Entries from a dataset
▬▬▬▬▬▬
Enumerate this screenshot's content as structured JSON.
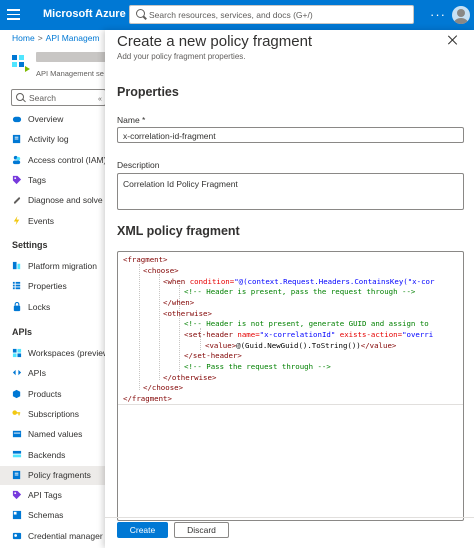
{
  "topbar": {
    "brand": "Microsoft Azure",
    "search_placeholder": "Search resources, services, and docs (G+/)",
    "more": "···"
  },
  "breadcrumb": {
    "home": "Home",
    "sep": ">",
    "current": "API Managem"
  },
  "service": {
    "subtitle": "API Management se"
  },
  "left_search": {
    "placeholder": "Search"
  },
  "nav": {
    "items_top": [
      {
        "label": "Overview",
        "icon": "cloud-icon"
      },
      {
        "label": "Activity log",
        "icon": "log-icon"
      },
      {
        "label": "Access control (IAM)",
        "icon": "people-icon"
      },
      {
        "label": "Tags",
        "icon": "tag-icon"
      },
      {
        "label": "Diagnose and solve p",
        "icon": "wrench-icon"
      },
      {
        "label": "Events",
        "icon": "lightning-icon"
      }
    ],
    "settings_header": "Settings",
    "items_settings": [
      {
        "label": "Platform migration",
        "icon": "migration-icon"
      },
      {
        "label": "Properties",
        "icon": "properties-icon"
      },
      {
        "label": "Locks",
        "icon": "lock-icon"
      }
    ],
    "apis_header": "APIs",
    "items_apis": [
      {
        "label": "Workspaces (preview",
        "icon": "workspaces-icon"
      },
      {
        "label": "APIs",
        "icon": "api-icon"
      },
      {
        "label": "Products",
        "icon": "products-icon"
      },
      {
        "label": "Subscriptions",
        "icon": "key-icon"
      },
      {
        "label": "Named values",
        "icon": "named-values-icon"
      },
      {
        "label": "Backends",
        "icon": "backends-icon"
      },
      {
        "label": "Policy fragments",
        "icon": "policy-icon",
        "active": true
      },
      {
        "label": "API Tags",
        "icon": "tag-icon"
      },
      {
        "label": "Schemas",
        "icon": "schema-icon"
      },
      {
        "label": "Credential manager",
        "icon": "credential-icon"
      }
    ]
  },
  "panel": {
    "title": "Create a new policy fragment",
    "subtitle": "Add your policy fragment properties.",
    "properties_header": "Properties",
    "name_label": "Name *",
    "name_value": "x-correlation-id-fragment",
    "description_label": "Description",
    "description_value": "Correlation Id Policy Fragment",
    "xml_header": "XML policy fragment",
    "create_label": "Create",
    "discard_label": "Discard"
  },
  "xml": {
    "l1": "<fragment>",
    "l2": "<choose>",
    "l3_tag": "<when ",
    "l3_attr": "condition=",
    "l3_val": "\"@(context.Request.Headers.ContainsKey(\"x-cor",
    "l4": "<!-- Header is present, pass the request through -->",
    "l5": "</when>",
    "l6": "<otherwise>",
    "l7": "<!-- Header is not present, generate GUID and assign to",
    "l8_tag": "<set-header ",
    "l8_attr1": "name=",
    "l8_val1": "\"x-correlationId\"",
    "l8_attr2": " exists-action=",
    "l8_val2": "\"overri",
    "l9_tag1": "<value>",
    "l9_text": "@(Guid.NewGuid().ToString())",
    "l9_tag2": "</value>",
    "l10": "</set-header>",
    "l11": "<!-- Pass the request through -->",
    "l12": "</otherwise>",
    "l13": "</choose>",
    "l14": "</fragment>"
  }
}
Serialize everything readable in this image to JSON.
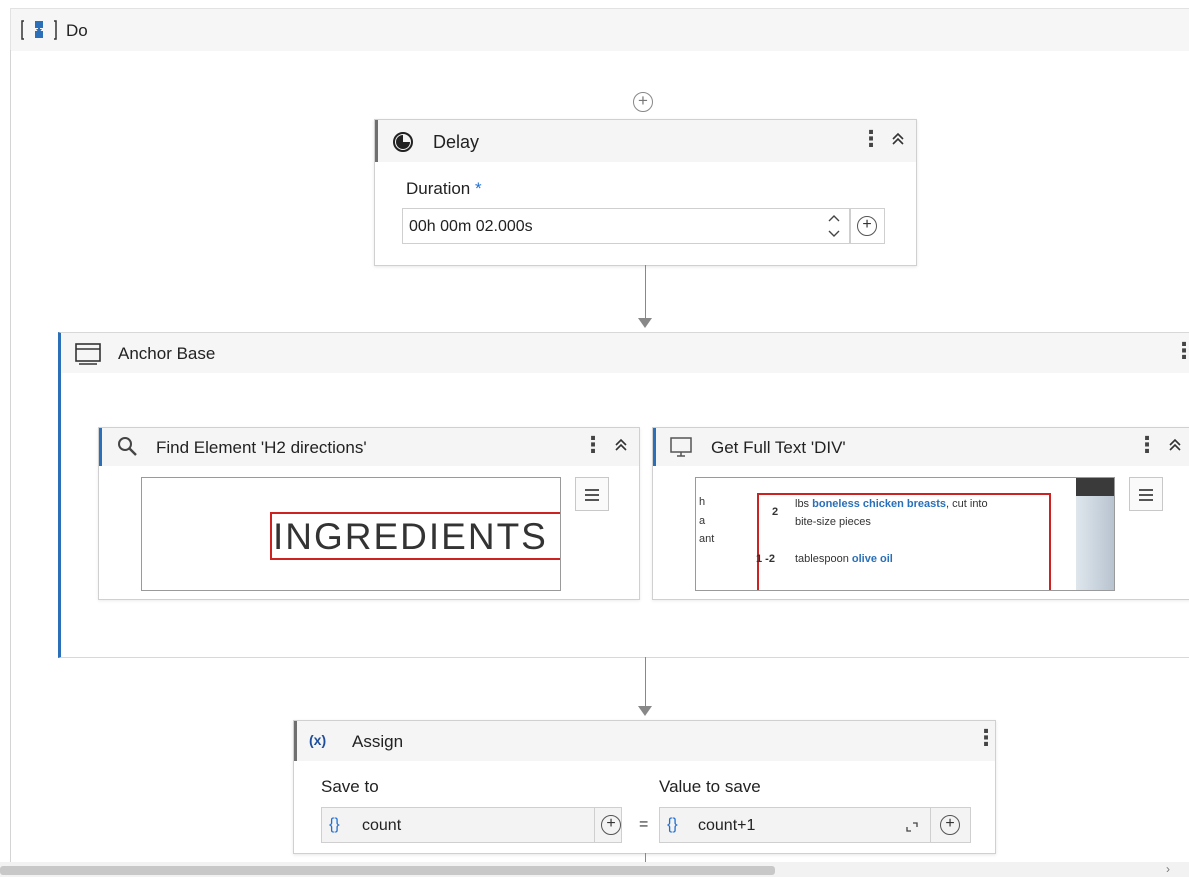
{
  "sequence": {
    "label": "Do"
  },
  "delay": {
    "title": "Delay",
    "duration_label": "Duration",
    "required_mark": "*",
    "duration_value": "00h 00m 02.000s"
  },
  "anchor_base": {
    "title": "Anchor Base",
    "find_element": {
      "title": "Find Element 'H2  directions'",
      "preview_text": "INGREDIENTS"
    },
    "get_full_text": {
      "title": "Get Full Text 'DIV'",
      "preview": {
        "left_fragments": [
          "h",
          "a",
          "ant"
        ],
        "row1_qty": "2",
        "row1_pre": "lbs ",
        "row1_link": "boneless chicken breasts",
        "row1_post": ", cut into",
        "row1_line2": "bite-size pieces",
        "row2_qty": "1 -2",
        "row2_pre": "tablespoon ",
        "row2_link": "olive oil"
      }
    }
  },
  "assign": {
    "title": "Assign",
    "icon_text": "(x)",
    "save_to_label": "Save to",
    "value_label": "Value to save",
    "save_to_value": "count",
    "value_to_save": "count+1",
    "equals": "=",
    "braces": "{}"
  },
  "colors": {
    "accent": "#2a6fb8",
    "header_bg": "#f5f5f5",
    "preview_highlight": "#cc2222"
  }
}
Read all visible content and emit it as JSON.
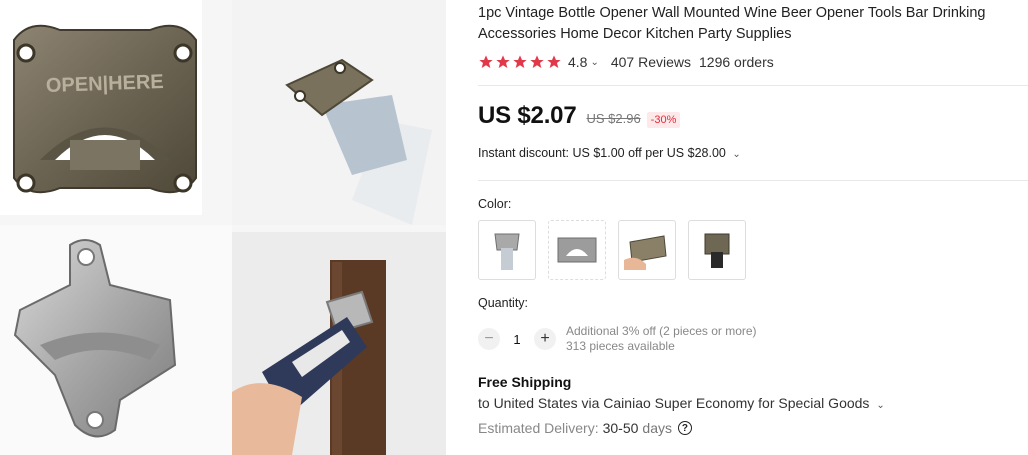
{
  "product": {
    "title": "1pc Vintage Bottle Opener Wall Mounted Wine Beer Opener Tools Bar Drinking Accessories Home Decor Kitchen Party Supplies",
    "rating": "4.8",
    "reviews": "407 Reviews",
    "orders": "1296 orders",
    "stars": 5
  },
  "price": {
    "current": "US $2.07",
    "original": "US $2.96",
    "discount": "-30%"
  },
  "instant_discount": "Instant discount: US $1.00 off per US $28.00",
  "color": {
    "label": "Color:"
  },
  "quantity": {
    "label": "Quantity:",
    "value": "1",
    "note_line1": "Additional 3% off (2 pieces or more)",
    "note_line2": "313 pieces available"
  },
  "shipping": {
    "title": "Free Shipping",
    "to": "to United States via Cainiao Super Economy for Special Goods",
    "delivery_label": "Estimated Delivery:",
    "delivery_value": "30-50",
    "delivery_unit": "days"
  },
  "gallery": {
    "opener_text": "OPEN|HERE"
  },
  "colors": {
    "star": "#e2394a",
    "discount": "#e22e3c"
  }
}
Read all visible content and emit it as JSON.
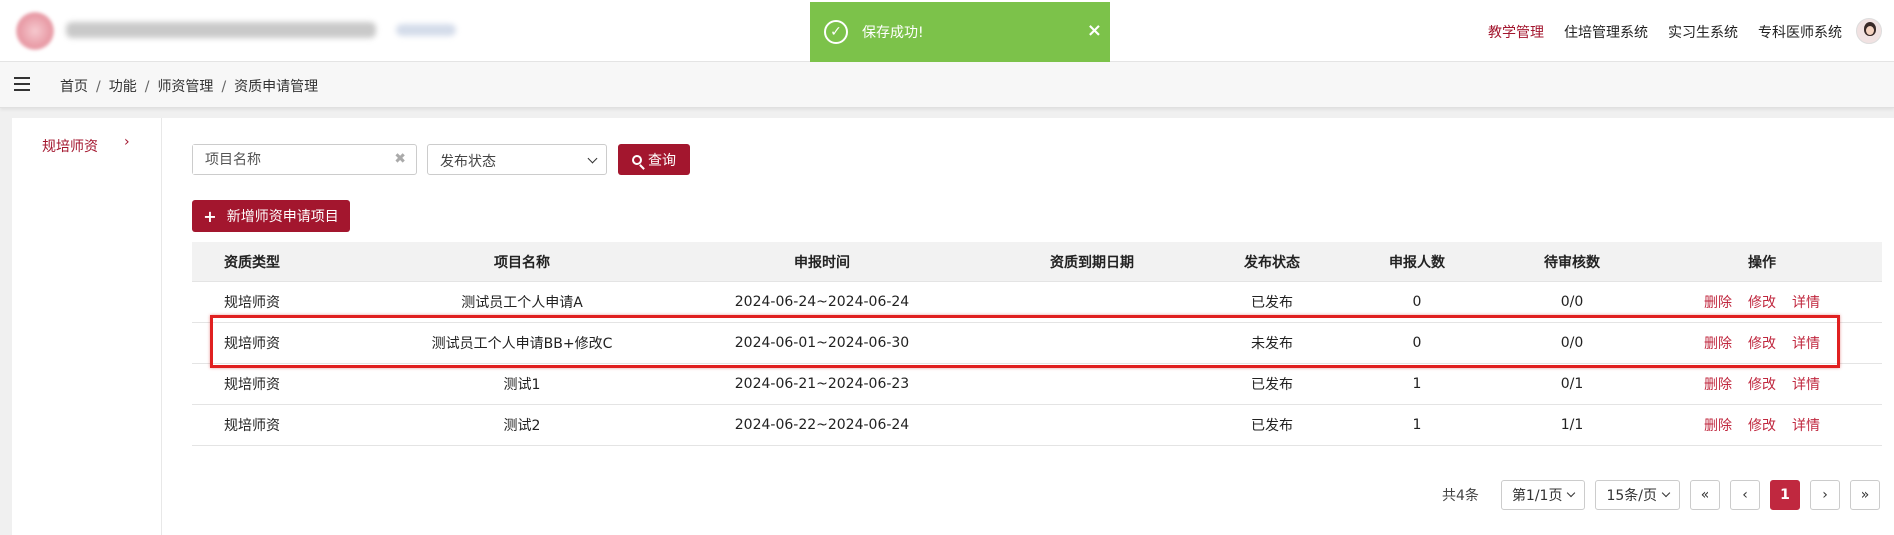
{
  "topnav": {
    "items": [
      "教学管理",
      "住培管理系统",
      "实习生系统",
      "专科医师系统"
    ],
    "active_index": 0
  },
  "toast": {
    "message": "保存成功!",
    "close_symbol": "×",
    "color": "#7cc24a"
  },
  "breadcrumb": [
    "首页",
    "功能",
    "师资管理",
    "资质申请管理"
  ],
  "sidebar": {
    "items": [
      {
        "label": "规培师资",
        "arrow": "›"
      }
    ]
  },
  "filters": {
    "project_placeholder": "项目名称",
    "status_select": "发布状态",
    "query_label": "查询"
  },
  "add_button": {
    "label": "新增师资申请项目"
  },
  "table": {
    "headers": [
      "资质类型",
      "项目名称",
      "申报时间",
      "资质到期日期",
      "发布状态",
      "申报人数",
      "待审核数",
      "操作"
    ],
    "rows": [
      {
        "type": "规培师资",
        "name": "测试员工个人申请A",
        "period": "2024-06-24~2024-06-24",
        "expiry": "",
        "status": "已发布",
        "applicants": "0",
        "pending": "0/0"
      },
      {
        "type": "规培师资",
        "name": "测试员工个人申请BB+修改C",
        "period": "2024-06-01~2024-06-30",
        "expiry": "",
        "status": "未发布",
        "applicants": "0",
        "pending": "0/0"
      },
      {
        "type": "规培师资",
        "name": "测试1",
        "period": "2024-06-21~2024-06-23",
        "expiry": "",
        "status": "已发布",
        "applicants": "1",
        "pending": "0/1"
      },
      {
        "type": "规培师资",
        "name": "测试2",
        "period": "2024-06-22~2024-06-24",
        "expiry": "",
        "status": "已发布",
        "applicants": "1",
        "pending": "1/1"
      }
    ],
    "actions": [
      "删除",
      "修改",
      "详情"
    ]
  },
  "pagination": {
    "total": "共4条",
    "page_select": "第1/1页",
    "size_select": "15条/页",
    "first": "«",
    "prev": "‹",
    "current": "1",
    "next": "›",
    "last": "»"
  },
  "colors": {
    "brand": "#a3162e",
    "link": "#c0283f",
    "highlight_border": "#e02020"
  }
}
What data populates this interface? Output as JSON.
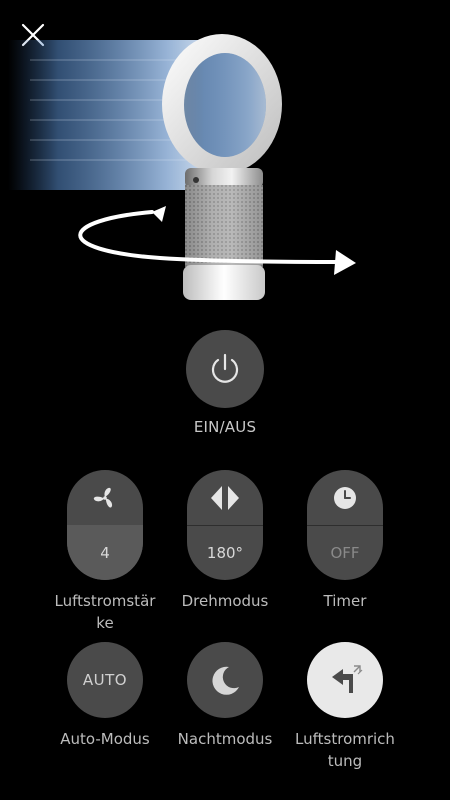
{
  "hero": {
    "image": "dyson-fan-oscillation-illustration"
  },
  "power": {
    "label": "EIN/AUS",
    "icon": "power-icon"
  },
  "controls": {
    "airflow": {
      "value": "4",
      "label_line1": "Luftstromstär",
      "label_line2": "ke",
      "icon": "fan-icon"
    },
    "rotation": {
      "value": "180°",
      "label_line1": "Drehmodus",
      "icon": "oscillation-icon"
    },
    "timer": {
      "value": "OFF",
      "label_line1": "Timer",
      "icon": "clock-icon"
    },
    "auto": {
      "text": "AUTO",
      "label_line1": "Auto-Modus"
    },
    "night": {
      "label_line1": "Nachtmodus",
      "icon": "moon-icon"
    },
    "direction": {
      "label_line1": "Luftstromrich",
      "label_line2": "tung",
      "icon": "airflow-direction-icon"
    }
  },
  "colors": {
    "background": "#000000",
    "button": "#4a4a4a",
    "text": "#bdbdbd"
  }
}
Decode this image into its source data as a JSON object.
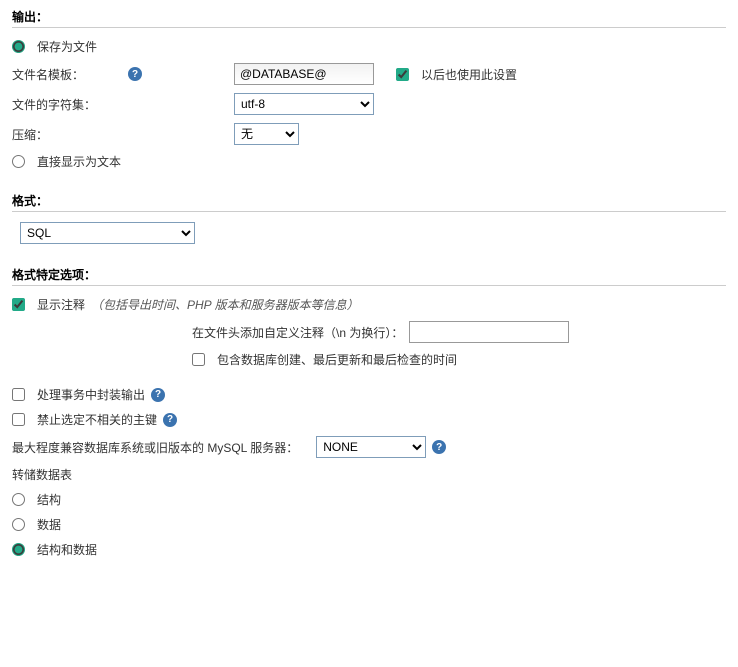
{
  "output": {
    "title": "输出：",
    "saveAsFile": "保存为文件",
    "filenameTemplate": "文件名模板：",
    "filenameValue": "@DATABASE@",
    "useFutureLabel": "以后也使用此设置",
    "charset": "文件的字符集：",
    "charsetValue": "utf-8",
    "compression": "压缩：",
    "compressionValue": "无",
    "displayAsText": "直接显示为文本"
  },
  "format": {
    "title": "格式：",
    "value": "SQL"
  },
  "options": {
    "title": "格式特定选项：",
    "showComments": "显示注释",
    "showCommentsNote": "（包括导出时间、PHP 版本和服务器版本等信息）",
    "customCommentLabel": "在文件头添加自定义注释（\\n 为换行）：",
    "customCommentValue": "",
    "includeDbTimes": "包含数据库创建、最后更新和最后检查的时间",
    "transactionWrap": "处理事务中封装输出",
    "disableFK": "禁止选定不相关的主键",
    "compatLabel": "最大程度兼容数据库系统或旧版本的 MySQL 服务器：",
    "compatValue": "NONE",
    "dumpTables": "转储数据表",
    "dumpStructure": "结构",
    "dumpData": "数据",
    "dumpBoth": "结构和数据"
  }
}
▬▬▬▬▬▬
• What this task involves:
Look through the entries above; copy each line where the string "oscillation" appears.

• Exercise output:
    "image": "dyson-fan-oscillation-illustration"
      "icon": "oscillation-icon"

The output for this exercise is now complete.